[Recorded data]
□ □ □ □ □ □ □

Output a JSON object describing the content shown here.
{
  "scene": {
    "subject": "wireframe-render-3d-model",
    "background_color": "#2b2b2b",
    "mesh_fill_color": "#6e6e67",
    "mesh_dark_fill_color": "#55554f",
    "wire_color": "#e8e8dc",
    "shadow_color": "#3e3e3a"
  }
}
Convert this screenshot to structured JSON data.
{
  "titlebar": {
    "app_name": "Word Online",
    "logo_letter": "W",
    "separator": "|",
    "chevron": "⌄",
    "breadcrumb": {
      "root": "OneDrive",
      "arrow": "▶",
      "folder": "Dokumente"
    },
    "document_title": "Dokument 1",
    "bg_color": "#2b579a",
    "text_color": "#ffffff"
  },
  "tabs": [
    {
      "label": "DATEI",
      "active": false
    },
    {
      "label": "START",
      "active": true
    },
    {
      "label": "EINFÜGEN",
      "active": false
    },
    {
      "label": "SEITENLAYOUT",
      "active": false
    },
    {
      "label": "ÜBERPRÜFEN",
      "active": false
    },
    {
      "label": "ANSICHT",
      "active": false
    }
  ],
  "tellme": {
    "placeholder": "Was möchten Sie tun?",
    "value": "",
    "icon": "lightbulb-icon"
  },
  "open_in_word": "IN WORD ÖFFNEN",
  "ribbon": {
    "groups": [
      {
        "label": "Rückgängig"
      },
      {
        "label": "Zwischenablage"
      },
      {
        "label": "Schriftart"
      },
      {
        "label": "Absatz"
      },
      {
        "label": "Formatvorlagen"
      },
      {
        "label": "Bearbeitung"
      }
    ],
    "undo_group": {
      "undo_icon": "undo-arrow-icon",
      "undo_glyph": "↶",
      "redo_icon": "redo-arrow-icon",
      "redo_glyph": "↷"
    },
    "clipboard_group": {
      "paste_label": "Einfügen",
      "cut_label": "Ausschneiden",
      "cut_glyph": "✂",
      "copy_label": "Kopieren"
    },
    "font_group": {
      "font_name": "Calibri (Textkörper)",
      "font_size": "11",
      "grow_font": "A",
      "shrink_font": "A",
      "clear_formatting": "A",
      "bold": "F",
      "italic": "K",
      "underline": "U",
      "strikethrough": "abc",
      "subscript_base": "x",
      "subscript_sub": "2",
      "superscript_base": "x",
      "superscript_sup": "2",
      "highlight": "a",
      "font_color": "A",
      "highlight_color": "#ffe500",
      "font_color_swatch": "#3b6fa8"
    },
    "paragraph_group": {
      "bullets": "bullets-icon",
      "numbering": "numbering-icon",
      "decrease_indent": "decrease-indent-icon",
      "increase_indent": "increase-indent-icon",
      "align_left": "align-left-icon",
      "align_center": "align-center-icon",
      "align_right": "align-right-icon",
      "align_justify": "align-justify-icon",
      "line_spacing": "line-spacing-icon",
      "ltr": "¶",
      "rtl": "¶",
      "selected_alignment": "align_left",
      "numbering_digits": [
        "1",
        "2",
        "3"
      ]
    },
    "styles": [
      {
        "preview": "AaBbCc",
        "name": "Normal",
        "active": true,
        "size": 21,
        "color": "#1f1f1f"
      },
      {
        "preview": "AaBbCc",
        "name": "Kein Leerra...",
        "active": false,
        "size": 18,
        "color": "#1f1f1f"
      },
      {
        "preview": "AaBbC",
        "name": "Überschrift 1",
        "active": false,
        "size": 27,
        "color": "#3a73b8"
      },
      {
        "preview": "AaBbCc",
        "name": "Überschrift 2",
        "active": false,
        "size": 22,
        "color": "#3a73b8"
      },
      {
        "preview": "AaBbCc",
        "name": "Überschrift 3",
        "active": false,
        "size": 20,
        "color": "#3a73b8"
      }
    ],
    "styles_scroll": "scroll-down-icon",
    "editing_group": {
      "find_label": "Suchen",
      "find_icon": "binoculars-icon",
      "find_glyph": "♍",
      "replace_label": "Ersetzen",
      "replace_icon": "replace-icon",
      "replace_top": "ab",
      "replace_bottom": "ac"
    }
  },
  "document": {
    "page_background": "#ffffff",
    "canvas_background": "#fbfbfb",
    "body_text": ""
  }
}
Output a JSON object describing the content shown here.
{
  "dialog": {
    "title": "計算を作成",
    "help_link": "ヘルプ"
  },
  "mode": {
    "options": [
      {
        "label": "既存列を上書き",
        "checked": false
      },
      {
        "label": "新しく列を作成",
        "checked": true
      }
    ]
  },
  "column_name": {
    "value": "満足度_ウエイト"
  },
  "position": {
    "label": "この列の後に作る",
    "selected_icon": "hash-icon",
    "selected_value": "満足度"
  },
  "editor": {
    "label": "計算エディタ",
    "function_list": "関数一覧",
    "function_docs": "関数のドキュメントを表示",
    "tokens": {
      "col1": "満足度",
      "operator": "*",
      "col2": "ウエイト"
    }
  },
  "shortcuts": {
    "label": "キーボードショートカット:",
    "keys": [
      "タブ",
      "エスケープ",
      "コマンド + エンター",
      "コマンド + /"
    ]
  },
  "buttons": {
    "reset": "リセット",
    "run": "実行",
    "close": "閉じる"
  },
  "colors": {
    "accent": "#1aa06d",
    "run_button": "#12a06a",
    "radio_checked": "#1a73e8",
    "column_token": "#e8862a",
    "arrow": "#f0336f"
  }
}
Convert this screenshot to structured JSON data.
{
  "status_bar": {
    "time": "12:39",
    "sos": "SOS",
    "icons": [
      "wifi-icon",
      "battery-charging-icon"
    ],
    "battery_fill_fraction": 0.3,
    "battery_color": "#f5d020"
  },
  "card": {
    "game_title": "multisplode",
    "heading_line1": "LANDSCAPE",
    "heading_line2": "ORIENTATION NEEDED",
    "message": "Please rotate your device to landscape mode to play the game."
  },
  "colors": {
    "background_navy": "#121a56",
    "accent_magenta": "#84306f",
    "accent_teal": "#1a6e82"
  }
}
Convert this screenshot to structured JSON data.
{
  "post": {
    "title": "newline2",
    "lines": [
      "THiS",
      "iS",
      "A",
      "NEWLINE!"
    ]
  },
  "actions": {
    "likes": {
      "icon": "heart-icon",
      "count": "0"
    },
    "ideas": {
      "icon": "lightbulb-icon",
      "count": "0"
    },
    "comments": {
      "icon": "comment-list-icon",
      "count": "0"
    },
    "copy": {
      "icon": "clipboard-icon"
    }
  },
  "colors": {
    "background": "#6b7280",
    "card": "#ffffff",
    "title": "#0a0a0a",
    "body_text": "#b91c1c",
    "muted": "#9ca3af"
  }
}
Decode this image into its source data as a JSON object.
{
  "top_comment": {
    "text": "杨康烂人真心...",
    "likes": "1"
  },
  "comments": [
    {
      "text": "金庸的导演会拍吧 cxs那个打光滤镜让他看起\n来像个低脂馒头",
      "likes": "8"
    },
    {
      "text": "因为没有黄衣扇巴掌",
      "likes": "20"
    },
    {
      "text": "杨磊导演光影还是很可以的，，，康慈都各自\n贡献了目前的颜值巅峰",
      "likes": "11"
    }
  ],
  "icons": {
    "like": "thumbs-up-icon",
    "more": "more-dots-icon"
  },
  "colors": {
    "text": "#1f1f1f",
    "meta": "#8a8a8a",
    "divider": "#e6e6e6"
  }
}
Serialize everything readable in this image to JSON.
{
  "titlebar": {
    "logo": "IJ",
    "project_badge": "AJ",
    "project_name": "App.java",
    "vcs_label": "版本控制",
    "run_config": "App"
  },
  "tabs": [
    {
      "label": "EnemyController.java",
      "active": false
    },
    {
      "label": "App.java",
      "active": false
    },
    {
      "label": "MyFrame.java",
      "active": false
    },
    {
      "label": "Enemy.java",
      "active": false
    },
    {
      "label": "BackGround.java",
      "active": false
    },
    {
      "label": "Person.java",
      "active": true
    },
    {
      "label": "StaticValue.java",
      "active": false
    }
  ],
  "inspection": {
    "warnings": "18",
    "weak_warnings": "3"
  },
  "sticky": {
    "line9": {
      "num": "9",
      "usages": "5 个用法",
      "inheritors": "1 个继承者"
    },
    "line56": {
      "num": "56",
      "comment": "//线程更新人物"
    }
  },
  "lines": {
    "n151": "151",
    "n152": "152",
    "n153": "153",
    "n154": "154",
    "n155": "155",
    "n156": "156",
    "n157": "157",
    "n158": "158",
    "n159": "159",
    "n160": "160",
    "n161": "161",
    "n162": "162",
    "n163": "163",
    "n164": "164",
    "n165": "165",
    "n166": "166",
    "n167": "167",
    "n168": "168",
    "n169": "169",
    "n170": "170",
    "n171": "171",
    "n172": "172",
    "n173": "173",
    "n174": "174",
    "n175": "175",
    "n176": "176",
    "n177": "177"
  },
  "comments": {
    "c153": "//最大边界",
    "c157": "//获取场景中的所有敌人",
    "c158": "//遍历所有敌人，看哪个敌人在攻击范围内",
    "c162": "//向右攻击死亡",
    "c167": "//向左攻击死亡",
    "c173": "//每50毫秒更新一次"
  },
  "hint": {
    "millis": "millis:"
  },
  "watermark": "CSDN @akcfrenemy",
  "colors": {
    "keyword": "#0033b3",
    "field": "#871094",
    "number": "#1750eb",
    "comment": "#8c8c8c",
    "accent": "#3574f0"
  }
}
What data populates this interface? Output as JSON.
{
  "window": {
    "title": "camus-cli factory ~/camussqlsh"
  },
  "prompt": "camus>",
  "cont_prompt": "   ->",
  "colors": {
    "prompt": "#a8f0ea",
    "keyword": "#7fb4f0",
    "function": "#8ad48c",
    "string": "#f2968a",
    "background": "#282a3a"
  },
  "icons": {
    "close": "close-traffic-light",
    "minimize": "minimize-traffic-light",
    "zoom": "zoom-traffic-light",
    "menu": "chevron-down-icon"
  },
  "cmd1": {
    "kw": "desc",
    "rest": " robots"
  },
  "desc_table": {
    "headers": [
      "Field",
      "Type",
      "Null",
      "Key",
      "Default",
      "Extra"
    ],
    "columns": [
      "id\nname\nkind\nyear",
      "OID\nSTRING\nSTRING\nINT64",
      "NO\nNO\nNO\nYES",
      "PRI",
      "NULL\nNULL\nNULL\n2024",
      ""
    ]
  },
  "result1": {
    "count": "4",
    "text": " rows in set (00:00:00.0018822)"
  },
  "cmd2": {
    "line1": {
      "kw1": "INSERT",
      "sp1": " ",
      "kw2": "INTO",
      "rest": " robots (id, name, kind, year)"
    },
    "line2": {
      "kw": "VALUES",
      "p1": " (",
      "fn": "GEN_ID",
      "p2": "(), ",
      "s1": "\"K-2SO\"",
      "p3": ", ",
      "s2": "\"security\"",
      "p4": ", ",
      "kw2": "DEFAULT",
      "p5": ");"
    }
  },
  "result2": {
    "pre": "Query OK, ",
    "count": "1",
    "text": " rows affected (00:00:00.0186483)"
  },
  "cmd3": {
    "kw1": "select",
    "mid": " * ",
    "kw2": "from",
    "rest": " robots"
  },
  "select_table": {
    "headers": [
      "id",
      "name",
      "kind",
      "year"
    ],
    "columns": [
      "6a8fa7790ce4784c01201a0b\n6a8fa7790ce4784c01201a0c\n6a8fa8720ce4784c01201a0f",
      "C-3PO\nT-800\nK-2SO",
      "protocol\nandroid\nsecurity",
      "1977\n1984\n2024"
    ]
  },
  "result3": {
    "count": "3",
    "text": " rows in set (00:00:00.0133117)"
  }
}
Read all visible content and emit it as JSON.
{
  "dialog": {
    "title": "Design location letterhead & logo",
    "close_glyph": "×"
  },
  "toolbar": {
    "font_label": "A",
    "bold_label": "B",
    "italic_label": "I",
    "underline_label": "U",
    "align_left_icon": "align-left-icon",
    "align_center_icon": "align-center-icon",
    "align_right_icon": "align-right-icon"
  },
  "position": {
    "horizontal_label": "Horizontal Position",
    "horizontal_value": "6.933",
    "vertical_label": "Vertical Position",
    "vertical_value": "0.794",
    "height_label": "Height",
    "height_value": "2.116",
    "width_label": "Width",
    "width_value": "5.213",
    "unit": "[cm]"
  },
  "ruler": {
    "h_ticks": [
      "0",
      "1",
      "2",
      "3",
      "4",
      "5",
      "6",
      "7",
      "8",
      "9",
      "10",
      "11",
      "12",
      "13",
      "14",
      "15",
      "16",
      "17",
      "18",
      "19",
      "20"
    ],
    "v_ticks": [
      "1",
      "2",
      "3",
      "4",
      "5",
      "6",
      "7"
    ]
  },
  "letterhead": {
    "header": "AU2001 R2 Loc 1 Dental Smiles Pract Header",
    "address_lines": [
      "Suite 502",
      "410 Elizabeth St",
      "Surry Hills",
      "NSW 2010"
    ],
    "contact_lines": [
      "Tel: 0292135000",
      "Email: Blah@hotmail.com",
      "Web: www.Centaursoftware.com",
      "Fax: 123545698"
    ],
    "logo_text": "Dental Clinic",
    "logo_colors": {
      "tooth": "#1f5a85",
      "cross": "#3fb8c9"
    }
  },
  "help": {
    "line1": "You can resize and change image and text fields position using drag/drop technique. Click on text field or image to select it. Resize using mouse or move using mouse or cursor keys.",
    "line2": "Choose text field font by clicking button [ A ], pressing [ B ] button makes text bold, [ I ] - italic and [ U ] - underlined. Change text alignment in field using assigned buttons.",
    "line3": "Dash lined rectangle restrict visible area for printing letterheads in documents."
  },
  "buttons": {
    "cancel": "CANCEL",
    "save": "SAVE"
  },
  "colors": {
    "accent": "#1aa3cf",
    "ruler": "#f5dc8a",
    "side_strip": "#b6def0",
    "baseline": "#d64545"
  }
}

□ □ □ □ □ □ □

■ EXERCISE OBJECTIVE
Only lines with "camus" are wanted here; list each of them.

■ EXERCISE RESULT
    "title": "camus-cli factory ~/camussqlsh"
  "prompt": "camus>",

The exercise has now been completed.